◆ **WRITTEN PROBLEM**
Render every line of the listing below as a Markdown table with the columns No. and Line, one numbered row per line. Skip blank lines and leave out the pictures.

╭──

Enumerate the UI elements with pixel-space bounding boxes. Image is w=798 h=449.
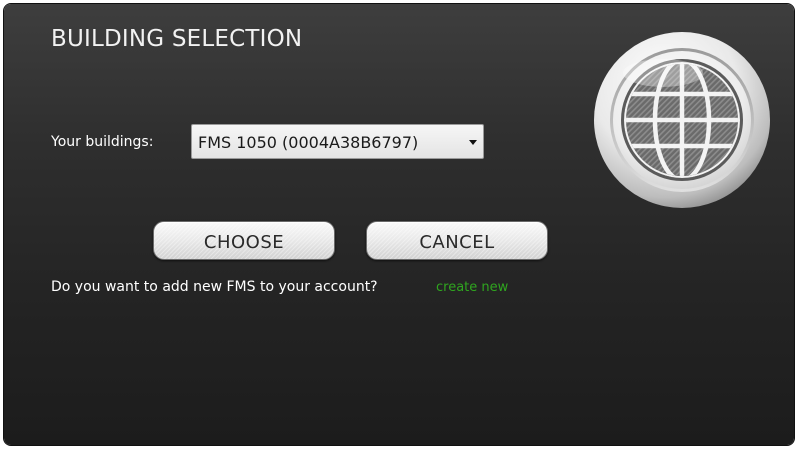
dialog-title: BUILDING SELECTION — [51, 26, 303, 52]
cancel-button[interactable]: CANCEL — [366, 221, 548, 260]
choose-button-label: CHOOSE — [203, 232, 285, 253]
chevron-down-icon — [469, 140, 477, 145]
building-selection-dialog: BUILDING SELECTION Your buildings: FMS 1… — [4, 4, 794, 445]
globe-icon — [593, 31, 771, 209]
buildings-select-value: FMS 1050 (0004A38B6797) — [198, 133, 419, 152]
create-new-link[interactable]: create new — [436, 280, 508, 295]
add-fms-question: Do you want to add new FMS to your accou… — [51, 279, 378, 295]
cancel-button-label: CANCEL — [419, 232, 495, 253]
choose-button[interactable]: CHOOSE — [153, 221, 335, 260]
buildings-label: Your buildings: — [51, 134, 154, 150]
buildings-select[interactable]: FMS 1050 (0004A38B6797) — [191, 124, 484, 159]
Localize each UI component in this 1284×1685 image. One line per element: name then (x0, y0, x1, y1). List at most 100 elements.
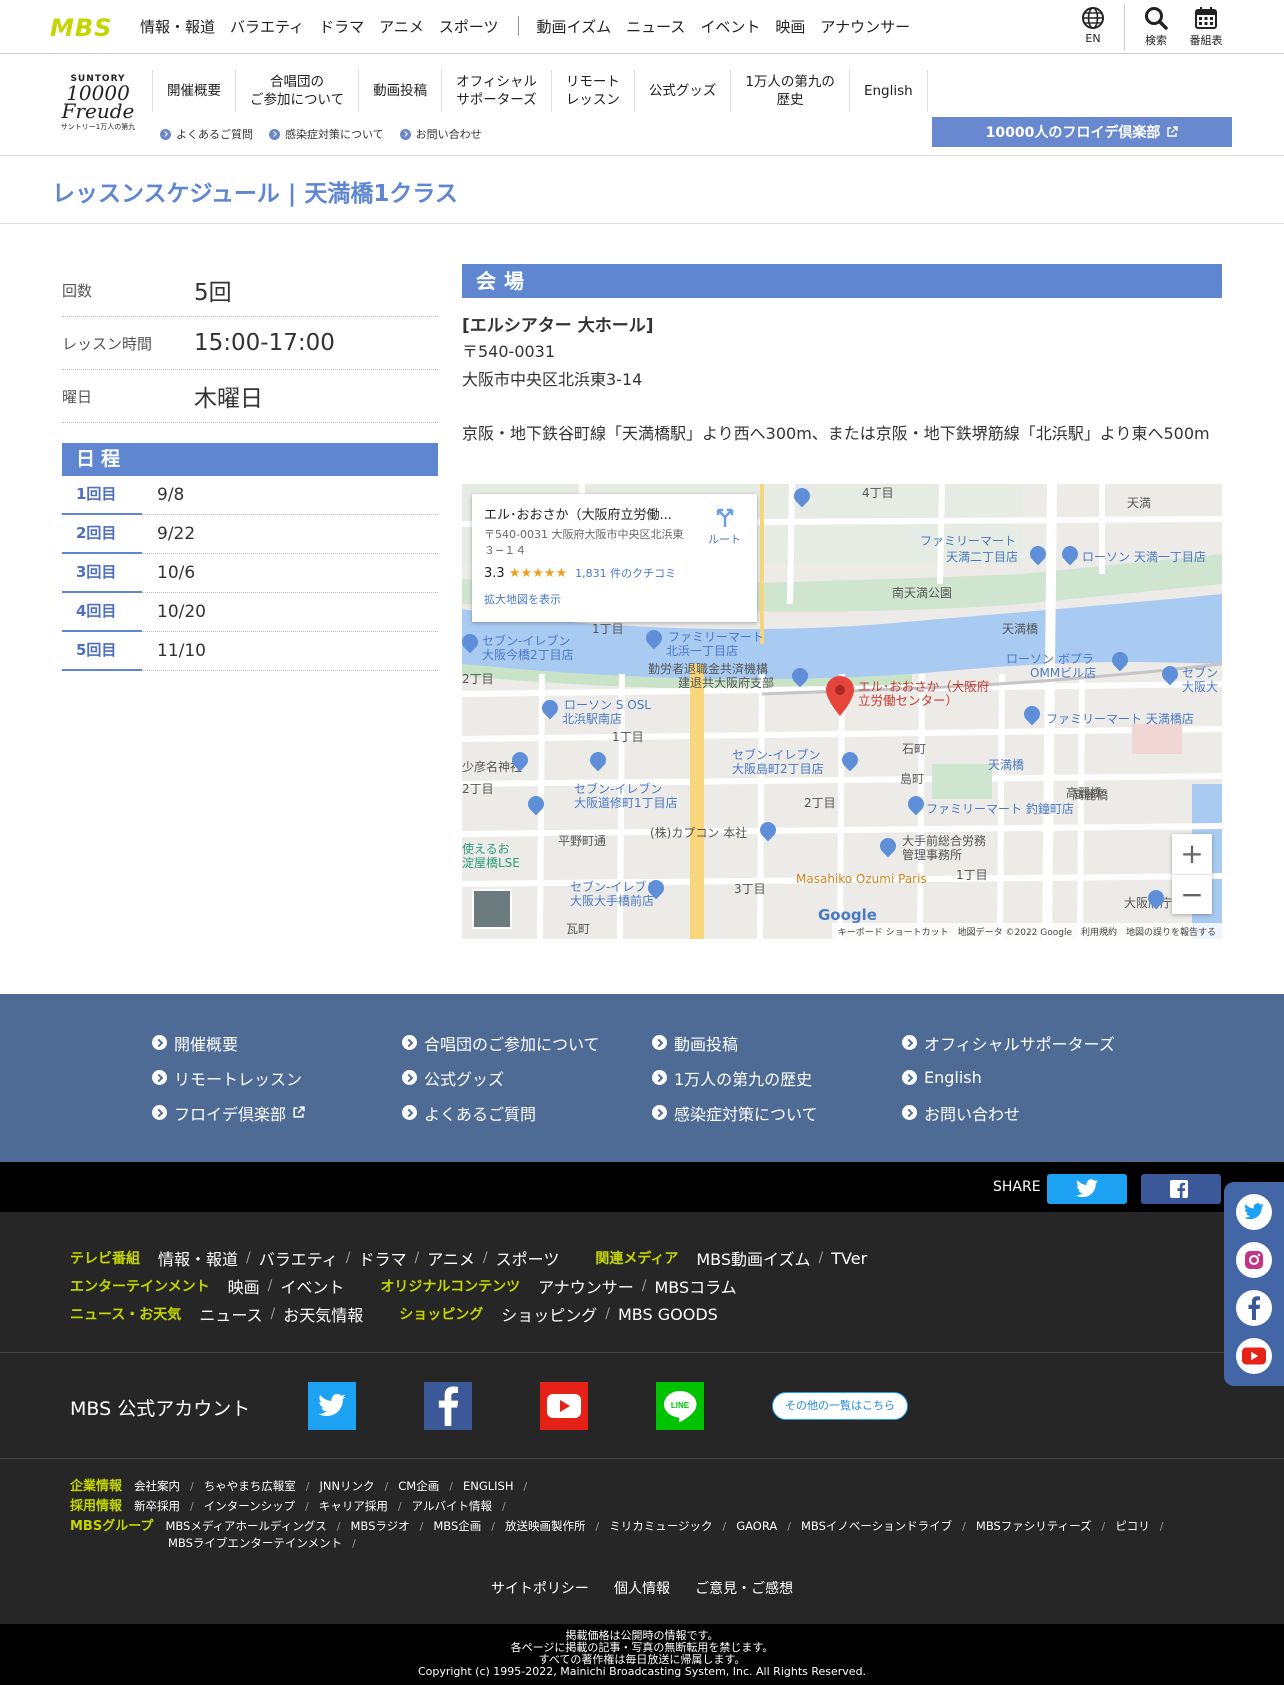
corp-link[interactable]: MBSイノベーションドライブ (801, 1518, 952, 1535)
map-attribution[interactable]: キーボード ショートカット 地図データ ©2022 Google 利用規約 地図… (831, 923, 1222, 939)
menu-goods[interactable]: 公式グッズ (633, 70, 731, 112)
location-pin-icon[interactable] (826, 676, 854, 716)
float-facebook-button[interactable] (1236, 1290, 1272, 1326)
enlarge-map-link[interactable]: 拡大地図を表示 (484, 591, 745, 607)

╰──

◆ **THE RESPONSE**
| No. | Line |
|---|---|
| 1 | Enumerate the UI elements with pixel-space bounding boxes. Image is w=798 h=449. |
| 2 | dialog-title: BUILDING SELECTION — [51, 26, 303, 52] |
| 3 | cancel-button[interactable]: CANCEL — [366, 221, 548, 260] |
| 4 | choose-button-label: CHOOSE — [203, 232, 285, 253] |
| 5 | chevron-down-icon — [469, 140, 477, 145] |
| 6 | building-selection-dialog: BUILDING SELECTION Your buildings: FMS 1… — [4, 4, 794, 445] |
| 7 | globe-icon — [593, 31, 771, 209] |
| 8 | buildings-select-value: FMS 1050 (0004A38B6797) — [198, 133, 419, 152] |
| 9 | create-new-link[interactable]: create new — [436, 280, 508, 295] |
| 10 | add-fms-question: Do you want to add new FMS to your accou… — [51, 279, 378, 295] |
| 11 | cancel-button-label: CANCEL — [419, 232, 495, 253] |
| 12 | choose-button[interactable]: CHOOSE — [153, 221, 335, 260] |
| 13 | buildings-label: Your buildings: — [51, 134, 154, 150] |
| 14 | buildings-select[interactable]: FMS 1050 (0004A38B6797) — [191, 124, 484, 159] |
| 15 | Localize each UI component in this 1284×1685 image. One line per element: name then (x0, y0, x1, y1). List at most 100 elements. |
| 16 | corp-link[interactable]: MBSイノベーションドライブ (801, 1518, 952, 1535) |
| 17 | map-attribution[interactable]: キーボード ショートカット 地図データ ©2022 Google 利用規約 地図… (831, 923, 1222, 939) |
| 18 | menu-goods[interactable]: 公式グッズ (633, 70, 731, 112) |
| 19 | location-pin-icon[interactable] (826, 676, 854, 716) |
| 20 | float-facebook-button[interactable] (1236, 1290, 1272, 1326) |
| 21 | enlarge-map-link[interactable]: 拡大地図を表示 (484, 591, 745, 607) |